PROMPT:
Each entry that follows must be output without any deviation.

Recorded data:
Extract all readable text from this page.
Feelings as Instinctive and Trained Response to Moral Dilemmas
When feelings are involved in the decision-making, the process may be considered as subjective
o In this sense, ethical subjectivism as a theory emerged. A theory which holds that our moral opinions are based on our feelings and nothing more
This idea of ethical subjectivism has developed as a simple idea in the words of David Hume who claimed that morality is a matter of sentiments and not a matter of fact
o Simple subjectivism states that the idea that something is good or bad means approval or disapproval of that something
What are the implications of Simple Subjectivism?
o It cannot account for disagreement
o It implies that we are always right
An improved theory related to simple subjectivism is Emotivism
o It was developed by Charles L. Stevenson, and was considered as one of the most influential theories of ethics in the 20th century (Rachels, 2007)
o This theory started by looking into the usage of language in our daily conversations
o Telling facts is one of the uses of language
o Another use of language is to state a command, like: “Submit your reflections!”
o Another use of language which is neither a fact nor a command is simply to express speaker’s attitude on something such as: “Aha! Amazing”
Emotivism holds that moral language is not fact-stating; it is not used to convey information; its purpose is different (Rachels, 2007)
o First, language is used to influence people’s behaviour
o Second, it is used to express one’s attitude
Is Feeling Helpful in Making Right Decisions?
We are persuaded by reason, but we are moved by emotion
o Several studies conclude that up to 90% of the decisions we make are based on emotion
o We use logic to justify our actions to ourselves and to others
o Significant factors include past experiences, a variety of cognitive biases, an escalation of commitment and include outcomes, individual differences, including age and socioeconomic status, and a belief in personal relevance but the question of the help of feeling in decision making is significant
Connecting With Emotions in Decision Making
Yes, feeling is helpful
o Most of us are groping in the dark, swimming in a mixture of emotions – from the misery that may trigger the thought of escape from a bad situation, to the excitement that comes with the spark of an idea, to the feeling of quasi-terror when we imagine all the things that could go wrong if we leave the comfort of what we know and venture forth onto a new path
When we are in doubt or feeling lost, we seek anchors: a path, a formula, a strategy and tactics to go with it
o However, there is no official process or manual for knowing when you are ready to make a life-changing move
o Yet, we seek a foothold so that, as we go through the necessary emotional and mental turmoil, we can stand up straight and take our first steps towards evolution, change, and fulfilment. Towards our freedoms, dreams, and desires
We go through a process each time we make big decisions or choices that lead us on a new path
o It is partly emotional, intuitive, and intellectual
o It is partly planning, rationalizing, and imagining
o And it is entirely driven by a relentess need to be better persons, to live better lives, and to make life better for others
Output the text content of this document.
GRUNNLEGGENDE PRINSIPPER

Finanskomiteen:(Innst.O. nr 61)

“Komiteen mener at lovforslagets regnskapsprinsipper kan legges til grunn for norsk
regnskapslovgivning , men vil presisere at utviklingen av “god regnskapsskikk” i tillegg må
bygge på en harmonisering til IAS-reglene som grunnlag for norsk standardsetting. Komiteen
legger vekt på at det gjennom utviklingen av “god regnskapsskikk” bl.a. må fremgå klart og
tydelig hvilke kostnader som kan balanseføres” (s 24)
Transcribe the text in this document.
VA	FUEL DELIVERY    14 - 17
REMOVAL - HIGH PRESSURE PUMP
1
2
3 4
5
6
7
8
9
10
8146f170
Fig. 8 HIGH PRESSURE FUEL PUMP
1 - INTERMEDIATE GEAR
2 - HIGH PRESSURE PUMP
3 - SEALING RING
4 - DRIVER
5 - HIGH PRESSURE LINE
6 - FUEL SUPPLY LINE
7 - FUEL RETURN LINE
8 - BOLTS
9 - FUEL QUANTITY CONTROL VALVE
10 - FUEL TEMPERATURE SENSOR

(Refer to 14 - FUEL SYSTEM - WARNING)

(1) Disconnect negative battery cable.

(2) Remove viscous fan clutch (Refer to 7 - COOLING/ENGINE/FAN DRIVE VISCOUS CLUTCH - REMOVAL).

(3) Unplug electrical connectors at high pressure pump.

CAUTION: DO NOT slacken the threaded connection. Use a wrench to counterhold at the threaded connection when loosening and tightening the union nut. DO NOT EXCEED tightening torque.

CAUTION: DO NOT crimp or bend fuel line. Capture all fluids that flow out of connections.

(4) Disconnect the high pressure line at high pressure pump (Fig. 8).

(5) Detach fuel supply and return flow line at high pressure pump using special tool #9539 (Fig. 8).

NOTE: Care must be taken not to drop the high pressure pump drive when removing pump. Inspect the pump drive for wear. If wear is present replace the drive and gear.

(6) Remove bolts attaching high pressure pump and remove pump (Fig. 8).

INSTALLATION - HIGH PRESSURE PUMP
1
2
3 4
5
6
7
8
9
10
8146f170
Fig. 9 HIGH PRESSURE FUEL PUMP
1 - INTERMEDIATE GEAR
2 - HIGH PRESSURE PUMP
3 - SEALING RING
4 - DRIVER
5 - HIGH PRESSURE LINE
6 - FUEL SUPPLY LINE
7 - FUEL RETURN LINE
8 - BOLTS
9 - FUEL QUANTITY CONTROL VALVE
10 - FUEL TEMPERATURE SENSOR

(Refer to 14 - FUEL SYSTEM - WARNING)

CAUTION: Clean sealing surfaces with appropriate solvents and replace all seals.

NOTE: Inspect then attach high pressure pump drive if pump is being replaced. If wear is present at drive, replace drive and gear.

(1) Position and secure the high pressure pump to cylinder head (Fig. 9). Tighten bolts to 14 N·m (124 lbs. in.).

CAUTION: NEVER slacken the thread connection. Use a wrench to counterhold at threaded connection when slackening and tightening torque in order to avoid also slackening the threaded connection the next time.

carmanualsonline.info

EXPECTED ANSWER:
Extract all readable text from this page.
Feelings as Instinctive and Trained Response to Moral Dilemmas
When feelings are involved in the decision-making, the process may be considered as subjective
o In this sense, ethical subjectivism as a theory emerged. A theory which holds that our moral opinions are based on our feelings and nothing more
This idea of ethical subjectivism has developed as a simple idea in the words of David Hume who claimed that morality is a matter of sentiments and not a matter of fact
o Simple subjectivism states that the idea that something is good or bad means approval or disapproval of that something
What are the implications of Simple Subjectivism?
o It cannot account for disagreement
o It implies that we are always right
An improved theory related to simple subjectivism is Emotivism
o It was developed by Charles L. Stevenson, and was considered as one of the most influential theories of ethics in the 20th century (Rachels, 2007)
o This theory started by looking into the usage of language in our daily conversations
o Telling facts is one of the uses of language
o Another use of language is to state a command, like: “Submit your reflections!”
o Another use of language which is neither a fact nor a command is simply to express speaker’s attitude on something such as: “Aha! Amazing”
Emotivism holds that moral language is not fact-stating; it is not used to convey information; its purpose is different (Rachels, 2007)
o First, language is used to influence people’s behaviour
o Second, it is used to express one’s attitude
Is Feeling Helpful in Making Right Decisions?
We are persuaded by reason, but we are moved by emotion
o Several studies conclude that up to 90% of the decisions we make are based on emotion
o We use logic to justify our actions to ourselves and to others
o Significant factors include past experiences, a variety of cognitive biases, an escalation of commitment and include outcomes, individual differences, including age and socioeconomic status, and a belief in personal relevance but the question of the help of feeling in decision making is significant
Connecting With Emotions in Decision Making
Yes, feeling is helpful
o Most of us are groping in the dark, swimming in a mixture of emotions – from the misery that may trigger the thought of escape from a bad situation, to the excitement that comes with the spark of an idea, to the feeling of quasi-terror when we imagine all the things that could go wrong if we leave the comfort of what we know and venture forth onto a new path
When we are in doubt or feeling lost, we seek anchors: a path, a formula, a strategy and tactics to go with it
o However, there is no official process or manual for knowing when you are ready to make a life-changing move
o Yet, we seek a foothold so that, as we go through the necessary emotional and mental turmoil, we can stand up straight and take our first steps towards evolution, change, and fulfilment. Towards our freedoms, dreams, and desires
We go through a process each time we make big decisions or choices that lead us on a new path
o It is partly emotional, intuitive, and intellectual
o It is partly planning, rationalizing, and imagining
o And it is entirely driven by a relentess need to be better persons, to live better lives, and to make life better for others
Output the text content of this document.
GRUNNLEGGENDE PRINSIPPER

Finanskomiteen:(Innst.O. nr 61)

“Komiteen mener at lovforslagets regnskapsprinsipper kan legges til grunn for norsk
regnskapslovgivning , men vil presisere at utviklingen av “god regnskapsskikk” i tillegg må
bygge på en harmonisering til IAS-reglene som grunnlag for norsk standardsetting. Komiteen
legger vekt på at det gjennom utviklingen av “god regnskapsskikk” bl.a. må fremgå klart og
tydelig hvilke kostnader som kan balanseføres” (s 24)
Transcribe the text in this document.
VA	FUEL DELIVERY    14 - 17
REMOVAL - HIGH PRESSURE PUMP
1
2
3 4
5
6
7
8
9
10
8146f170
Fig. 8 HIGH PRESSURE FUEL PUMP
1 - INTERMEDIATE GEAR
2 - HIGH PRESSURE PUMP
3 - SEALING RING
4 - DRIVER
5 - HIGH PRESSURE LINE
6 - FUEL SUPPLY LINE
7 - FUEL RETURN LINE
8 - BOLTS
9 - FUEL QUANTITY CONTROL VALVE
10 - FUEL TEMPERATURE SENSOR

(Refer to 14 - FUEL SYSTEM - WARNING)

(1) Disconnect negative battery cable.

(2) Remove viscous fan clutch (Refer to 7 - COOLING/ENGINE/FAN DRIVE VISCOUS CLUTCH - REMOVAL).

(3) Unplug electrical connectors at high pressure pump.

CAUTION: DO NOT slacken the threaded connection. Use a wrench to counterhold at the threaded connection when loosening and tightening the union nut. DO NOT EXCEED tightening torque.

CAUTION: DO NOT crimp or bend fuel line. Capture all fluids that flow out of connections.

(4) Disconnect the high pressure line at high pressure pump (Fig. 8).

(5) Detach fuel supply and return flow line at high pressure pump using special tool #9539 (Fig. 8).

NOTE: Care must be taken not to drop the high pressure pump drive when removing pump. Inspect the pump drive for wear. If wear is present replace the drive and gear.

(6) Remove bolts attaching high pressure pump and remove pump (Fig. 8).

INSTALLATION - HIGH PRESSURE PUMP
1
2
3 4
5
6
7
8
9
10
8146f170
Fig. 9 HIGH PRESSURE FUEL PUMP
1 - INTERMEDIATE GEAR
2 - HIGH PRESSURE PUMP
3 - SEALING RING
4 - DRIVER
5 - HIGH PRESSURE LINE
6 - FUEL SUPPLY LINE
7 - FUEL RETURN LINE
8 - BOLTS
9 - FUEL QUANTITY CONTROL VALVE
10 - FUEL TEMPERATURE SENSOR

(Refer to 14 - FUEL SYSTEM - WARNING)

CAUTION: Clean sealing surfaces with appropriate solvents and replace all seals.

NOTE: Inspect then attach high pressure pump drive if pump is being replaced. If wear is present at drive, replace drive and gear.

(1) Position and secure the high pressure pump to cylinder head (Fig. 9). Tighten bolts to 14 N·m (124 lbs. in.).

CAUTION: NEVER slacken the thread connection. Use a wrench to counterhold at threaded connection when slackening and tightening torque in order to avoid also slackening the threaded connection the next time.

carmanualsonline.info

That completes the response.